* **PROBLEM STATEMENT**
In the entries that follow, how many lines contain the word "color"? Answer with the number only.

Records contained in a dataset
________________________

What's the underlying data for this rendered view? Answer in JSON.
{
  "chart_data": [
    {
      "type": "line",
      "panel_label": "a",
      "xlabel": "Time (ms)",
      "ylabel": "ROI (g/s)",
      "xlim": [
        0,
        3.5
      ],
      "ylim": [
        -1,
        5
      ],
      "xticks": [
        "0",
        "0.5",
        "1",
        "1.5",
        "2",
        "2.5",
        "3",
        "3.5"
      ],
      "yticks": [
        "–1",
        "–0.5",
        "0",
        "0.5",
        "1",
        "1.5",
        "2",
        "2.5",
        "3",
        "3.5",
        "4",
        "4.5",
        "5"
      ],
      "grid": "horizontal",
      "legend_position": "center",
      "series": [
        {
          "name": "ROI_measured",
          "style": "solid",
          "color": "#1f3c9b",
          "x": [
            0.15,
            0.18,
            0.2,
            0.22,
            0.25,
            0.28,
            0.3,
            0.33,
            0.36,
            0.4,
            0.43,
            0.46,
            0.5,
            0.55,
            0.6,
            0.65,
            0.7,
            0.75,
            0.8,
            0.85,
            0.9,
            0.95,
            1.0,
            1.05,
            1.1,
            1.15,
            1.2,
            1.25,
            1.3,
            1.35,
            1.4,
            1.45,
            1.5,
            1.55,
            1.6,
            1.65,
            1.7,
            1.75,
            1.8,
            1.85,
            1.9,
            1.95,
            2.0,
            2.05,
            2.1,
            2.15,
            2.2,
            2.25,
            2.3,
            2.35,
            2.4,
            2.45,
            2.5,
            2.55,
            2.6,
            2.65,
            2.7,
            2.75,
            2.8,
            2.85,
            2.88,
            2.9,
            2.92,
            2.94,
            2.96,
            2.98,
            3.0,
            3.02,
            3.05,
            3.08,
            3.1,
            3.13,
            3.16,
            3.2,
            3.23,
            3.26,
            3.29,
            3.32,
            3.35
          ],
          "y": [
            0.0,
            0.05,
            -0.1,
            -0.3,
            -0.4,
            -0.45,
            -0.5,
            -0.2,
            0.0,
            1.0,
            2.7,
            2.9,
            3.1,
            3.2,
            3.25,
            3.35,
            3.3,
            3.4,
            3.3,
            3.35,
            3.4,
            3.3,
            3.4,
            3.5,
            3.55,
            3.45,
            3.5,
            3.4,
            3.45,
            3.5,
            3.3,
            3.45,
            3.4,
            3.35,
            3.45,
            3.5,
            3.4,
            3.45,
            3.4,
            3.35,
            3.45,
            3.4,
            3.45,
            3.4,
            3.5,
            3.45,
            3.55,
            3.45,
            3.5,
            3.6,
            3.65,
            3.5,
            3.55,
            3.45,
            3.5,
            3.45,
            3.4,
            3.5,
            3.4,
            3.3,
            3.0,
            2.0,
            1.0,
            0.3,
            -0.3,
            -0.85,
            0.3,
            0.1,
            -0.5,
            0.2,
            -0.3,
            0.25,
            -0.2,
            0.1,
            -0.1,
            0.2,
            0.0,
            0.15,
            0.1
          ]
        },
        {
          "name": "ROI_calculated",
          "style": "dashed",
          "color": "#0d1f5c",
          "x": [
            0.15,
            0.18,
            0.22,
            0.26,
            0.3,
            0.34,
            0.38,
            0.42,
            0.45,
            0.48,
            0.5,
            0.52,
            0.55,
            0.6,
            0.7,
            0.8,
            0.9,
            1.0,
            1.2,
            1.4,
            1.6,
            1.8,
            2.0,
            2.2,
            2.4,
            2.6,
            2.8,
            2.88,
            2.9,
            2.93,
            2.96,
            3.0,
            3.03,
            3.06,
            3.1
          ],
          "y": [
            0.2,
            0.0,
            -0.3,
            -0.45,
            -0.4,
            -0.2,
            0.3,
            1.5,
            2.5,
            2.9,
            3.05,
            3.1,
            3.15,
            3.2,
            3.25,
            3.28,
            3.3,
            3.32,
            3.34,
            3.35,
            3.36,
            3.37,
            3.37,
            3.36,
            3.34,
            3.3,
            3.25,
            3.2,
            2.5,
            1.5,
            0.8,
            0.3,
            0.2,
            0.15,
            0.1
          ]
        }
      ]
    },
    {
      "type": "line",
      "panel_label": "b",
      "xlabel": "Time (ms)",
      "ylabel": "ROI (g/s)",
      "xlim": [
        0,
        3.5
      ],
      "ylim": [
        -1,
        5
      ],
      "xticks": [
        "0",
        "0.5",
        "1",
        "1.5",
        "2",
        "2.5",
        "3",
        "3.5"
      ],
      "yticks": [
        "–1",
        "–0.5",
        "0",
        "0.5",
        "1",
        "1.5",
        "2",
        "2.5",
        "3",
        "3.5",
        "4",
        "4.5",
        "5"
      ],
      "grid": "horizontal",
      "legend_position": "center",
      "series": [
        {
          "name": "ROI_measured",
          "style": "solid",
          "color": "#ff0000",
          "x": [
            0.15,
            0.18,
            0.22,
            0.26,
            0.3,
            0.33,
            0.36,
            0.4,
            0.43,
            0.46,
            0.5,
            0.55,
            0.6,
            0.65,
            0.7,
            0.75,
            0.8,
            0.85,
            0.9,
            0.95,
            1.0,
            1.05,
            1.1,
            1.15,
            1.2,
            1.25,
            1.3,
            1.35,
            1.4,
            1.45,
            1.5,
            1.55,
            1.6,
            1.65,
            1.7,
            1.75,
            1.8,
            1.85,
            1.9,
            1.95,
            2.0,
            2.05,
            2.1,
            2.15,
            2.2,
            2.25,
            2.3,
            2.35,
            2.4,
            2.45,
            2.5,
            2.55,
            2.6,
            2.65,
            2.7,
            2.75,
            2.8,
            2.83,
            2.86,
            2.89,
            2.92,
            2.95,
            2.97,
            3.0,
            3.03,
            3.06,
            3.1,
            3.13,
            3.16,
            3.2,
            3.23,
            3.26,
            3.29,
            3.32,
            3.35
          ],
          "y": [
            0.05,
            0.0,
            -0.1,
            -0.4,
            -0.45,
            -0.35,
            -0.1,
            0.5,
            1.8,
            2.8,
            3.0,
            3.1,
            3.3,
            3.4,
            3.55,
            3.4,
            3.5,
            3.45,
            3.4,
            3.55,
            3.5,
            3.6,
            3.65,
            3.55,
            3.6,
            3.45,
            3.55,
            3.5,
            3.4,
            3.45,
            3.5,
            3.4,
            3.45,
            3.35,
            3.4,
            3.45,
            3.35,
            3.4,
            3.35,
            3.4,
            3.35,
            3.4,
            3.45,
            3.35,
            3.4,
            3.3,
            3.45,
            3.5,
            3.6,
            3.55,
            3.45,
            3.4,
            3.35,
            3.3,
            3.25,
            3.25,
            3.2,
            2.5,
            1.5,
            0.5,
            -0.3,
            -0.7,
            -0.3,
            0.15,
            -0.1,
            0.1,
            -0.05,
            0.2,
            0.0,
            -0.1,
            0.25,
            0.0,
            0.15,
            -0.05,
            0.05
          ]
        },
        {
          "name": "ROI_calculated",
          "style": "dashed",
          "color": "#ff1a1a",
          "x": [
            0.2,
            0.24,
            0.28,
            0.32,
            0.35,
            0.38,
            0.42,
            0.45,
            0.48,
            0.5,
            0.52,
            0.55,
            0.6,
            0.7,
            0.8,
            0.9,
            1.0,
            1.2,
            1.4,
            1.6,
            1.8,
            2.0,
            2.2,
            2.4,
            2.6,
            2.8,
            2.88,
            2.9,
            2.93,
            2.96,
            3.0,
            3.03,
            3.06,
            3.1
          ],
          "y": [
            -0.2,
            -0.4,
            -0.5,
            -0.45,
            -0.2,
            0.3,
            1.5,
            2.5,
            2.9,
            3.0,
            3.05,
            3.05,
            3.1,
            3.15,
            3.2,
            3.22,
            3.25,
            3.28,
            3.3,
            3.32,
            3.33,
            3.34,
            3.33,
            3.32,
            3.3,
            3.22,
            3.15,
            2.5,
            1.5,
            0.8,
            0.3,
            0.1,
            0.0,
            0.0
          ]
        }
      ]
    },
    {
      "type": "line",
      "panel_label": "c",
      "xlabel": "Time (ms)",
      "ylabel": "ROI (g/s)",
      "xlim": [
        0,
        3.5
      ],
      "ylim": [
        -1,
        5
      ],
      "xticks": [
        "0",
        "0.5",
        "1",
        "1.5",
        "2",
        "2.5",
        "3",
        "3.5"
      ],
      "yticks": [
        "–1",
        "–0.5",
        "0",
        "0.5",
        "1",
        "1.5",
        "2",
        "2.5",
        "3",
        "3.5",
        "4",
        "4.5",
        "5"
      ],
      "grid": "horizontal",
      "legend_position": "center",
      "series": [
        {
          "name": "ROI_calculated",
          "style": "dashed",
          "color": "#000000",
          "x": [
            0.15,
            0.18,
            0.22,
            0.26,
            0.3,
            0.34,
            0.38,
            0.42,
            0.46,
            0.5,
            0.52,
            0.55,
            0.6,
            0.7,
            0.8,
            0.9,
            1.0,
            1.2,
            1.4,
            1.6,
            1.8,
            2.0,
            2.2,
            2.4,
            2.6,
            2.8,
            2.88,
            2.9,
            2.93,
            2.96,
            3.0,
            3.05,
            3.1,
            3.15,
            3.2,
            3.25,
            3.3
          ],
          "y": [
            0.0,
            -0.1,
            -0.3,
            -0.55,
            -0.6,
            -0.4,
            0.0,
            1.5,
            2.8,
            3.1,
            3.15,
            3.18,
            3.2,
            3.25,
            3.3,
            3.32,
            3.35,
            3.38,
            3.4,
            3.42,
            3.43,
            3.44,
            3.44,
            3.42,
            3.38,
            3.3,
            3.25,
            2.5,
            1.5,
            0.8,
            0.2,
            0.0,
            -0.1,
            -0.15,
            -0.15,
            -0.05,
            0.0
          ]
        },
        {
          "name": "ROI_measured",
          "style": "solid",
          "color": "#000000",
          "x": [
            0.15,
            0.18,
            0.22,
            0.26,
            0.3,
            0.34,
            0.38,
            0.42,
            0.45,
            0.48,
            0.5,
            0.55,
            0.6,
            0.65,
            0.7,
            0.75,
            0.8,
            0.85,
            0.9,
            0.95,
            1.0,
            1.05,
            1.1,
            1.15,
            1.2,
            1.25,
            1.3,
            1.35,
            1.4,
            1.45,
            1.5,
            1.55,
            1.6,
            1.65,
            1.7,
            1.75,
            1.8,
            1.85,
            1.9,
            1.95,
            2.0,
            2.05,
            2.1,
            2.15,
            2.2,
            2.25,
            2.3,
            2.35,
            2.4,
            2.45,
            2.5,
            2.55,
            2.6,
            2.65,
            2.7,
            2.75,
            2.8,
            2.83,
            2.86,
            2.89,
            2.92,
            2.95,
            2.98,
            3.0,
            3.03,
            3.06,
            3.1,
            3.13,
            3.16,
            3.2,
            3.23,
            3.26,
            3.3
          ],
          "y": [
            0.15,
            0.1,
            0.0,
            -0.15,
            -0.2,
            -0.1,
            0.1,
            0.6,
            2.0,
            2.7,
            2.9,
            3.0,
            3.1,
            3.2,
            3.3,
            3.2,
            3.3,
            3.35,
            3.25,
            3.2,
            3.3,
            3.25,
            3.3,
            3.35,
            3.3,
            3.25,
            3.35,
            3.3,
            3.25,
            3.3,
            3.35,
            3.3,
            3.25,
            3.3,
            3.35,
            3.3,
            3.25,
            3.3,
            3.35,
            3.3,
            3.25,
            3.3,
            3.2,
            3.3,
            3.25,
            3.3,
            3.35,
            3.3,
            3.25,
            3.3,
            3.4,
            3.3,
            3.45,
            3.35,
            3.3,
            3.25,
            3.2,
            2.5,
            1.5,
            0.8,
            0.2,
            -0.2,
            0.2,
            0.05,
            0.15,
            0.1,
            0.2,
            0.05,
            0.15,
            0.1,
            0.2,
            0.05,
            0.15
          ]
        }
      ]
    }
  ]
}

________________________

* **COMPLETE OUTPUT**
6